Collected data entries

((

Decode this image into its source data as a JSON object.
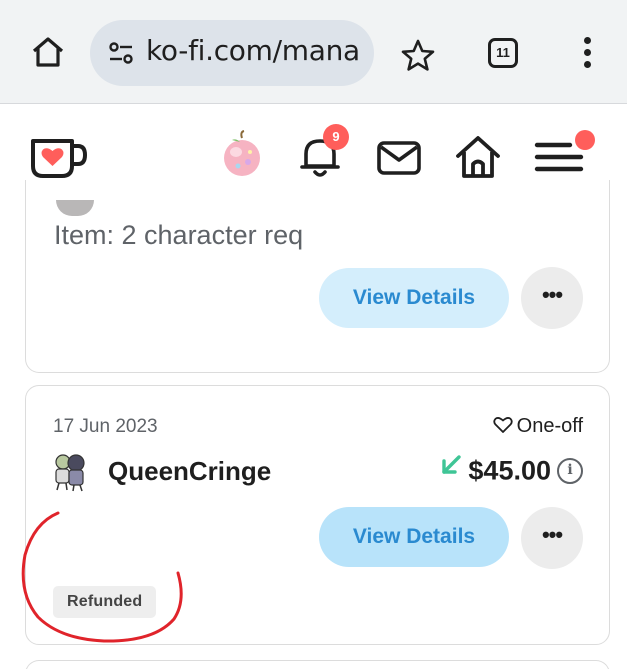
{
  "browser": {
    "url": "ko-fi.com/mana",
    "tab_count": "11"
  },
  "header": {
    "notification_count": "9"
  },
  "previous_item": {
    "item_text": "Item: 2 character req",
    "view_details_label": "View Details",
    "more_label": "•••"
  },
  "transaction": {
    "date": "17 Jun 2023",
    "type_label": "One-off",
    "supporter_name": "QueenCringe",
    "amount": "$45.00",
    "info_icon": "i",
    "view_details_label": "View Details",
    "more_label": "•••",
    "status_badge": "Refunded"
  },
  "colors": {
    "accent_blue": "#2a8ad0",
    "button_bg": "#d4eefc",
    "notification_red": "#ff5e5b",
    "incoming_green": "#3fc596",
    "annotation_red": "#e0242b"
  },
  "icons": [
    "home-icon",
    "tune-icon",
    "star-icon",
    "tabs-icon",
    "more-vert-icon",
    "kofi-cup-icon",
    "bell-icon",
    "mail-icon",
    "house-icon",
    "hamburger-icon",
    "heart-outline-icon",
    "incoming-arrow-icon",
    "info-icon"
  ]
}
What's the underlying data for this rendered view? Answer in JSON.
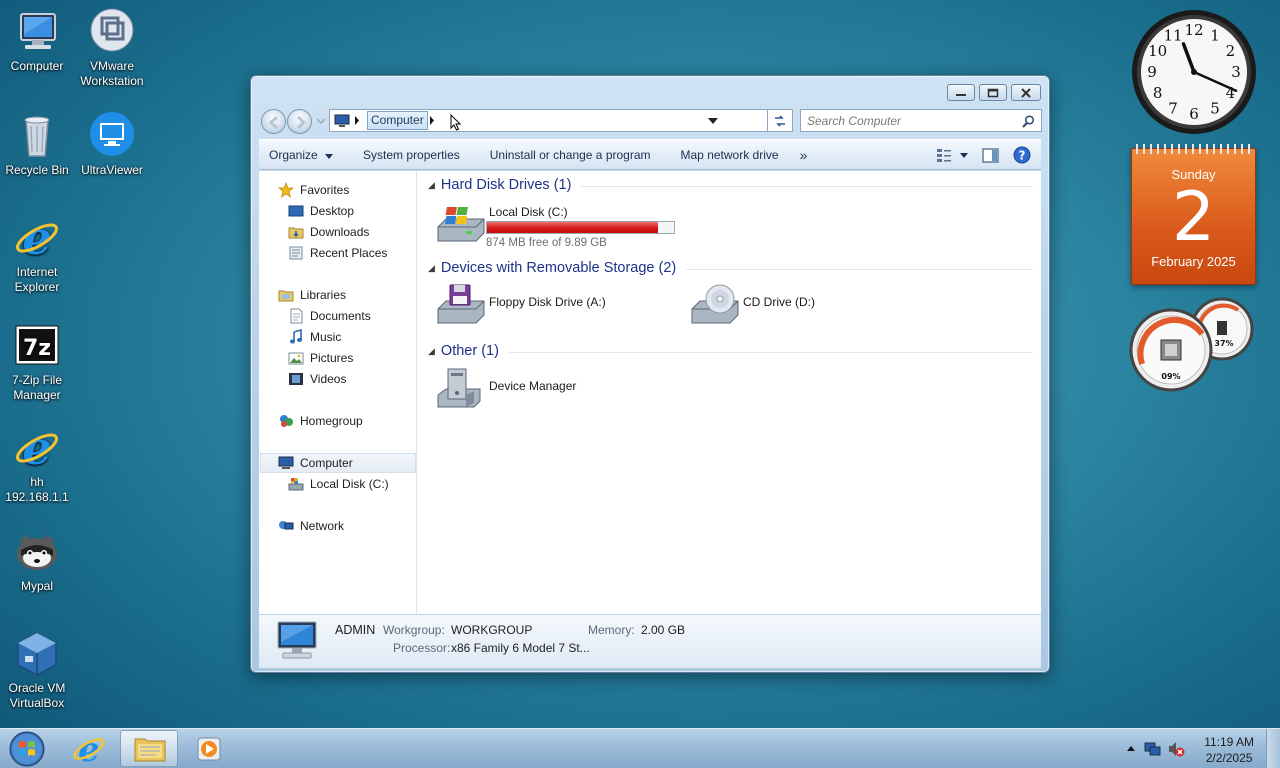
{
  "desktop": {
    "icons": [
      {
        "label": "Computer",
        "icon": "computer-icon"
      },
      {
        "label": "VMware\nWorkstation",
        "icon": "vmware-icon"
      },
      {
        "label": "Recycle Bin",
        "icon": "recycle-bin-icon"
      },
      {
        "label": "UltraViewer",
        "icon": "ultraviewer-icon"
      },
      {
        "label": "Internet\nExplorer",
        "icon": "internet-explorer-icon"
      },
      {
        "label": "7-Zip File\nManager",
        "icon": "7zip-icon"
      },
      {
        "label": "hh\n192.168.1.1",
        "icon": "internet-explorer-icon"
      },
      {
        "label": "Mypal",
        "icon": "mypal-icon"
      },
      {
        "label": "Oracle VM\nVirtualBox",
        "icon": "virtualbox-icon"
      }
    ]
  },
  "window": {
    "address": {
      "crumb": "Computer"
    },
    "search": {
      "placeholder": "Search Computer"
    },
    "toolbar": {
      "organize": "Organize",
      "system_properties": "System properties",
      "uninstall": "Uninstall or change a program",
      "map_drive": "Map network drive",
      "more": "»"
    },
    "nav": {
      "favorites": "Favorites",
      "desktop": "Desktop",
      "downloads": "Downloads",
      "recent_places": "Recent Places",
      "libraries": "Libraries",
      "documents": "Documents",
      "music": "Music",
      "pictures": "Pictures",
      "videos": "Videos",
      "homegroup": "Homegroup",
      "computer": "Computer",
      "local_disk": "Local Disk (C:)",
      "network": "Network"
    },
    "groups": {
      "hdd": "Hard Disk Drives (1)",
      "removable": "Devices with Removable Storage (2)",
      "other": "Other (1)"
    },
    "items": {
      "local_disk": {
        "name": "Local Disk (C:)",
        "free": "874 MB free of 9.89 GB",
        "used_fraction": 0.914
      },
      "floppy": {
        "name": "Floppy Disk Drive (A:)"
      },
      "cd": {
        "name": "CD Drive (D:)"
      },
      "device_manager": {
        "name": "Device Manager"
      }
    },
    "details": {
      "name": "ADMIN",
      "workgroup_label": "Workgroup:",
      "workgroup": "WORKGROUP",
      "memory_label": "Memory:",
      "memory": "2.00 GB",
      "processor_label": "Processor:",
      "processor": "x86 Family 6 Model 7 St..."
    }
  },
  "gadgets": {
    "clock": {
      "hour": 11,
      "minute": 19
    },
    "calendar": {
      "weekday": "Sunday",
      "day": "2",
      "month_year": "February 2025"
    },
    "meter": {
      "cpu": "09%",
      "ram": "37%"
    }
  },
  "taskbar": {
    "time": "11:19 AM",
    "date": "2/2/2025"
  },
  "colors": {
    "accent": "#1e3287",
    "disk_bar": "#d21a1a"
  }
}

))

#### TASK PROMPT:
Write out the records above exactly as they appear, leaving out any pictures.

#### COMPLETED EXERCISE:
Decode this image into its source data as a JSON object.
{
  "browser": {
    "url": "ko-fi.com/mana",
    "tab_count": "11"
  },
  "header": {
    "notification_count": "9"
  },
  "previous_item": {
    "item_text": "Item: 2 character req",
    "view_details_label": "View Details",
    "more_label": "•••"
  },
  "transaction": {
    "date": "17 Jun 2023",
    "type_label": "One-off",
    "supporter_name": "QueenCringe",
    "amount": "$45.00",
    "info_icon": "i",
    "view_details_label": "View Details",
    "more_label": "•••",
    "status_badge": "Refunded"
  },
  "colors": {
    "accent_blue": "#2a8ad0",
    "button_bg": "#d4eefc",
    "notification_red": "#ff5e5b",
    "incoming_green": "#3fc596",
    "annotation_red": "#e0242b"
  },
  "icons": [
    "home-icon",
    "tune-icon",
    "star-icon",
    "tabs-icon",
    "more-vert-icon",
    "kofi-cup-icon",
    "bell-icon",
    "mail-icon",
    "house-icon",
    "hamburger-icon",
    "heart-outline-icon",
    "incoming-arrow-icon",
    "info-icon"
  ]
}
What's the underlying data for this rendered view? Answer in JSON.
{
  "desktop": {
    "icons": [
      {
        "label": "Computer",
        "icon": "computer-icon"
      },
      {
        "label": "VMware\nWorkstation",
        "icon": "vmware-icon"
      },
      {
        "label": "Recycle Bin",
        "icon": "recycle-bin-icon"
      },
      {
        "label": "UltraViewer",
        "icon": "ultraviewer-icon"
      },
      {
        "label": "Internet\nExplorer",
        "icon": "internet-explorer-icon"
      },
      {
        "label": "7-Zip File\nManager",
        "icon": "7zip-icon"
      },
      {
        "label": "hh\n192.168.1.1",
        "icon": "internet-explorer-icon"
      },
      {
        "label": "Mypal",
        "icon": "mypal-icon"
      },
      {
        "label": "Oracle VM\nVirtualBox",
        "icon": "virtualbox-icon"
      }
    ]
  },
  "window": {
    "address": {
      "crumb": "Computer"
    },
    "search": {
      "placeholder": "Search Computer"
    },
    "toolbar": {
      "organize": "Organize",
      "system_properties": "System properties",
      "uninstall": "Uninstall or change a program",
      "map_drive": "Map network drive",
      "more": "»"
    },
    "nav": {
      "favorites": "Favorites",
      "desktop": "Desktop",
      "downloads": "Downloads",
      "recent_places": "Recent Places",
      "libraries": "Libraries",
      "documents": "Documents",
      "music": "Music",
      "pictures": "Pictures",
      "videos": "Videos",
      "homegroup": "Homegroup",
      "computer": "Computer",
      "local_disk": "Local Disk (C:)",
      "network": "Network"
    },
    "groups": {
      "hdd": "Hard Disk Drives (1)",
      "removable": "Devices with Removable Storage (2)",
      "other": "Other (1)"
    },
    "items": {
      "local_disk": {
        "name": "Local Disk (C:)",
        "free": "874 MB free of 9.89 GB",
        "used_fraction": 0.914
      },
      "floppy": {
        "name": "Floppy Disk Drive (A:)"
      },
      "cd": {
        "name": "CD Drive (D:)"
      },
      "device_manager": {
        "name": "Device Manager"
      }
    },
    "details": {
      "name": "ADMIN",
      "workgroup_label": "Workgroup:",
      "workgroup": "WORKGROUP",
      "memory_label": "Memory:",
      "memory": "2.00 GB",
      "processor_label": "Processor:",
      "processor": "x86 Family 6 Model 7 St..."
    }
  },
  "gadgets": {
    "clock": {
      "hour": 11,
      "minute": 19
    },
    "calendar": {
      "weekday": "Sunday",
      "day": "2",
      "month_year": "February 2025"
    },
    "meter": {
      "cpu": "09%",
      "ram": "37%"
    }
  },
  "taskbar": {
    "time": "11:19 AM",
    "date": "2/2/2025"
  },
  "colors": {
    "accent": "#1e3287",
    "disk_bar": "#d21a1a"
  }
}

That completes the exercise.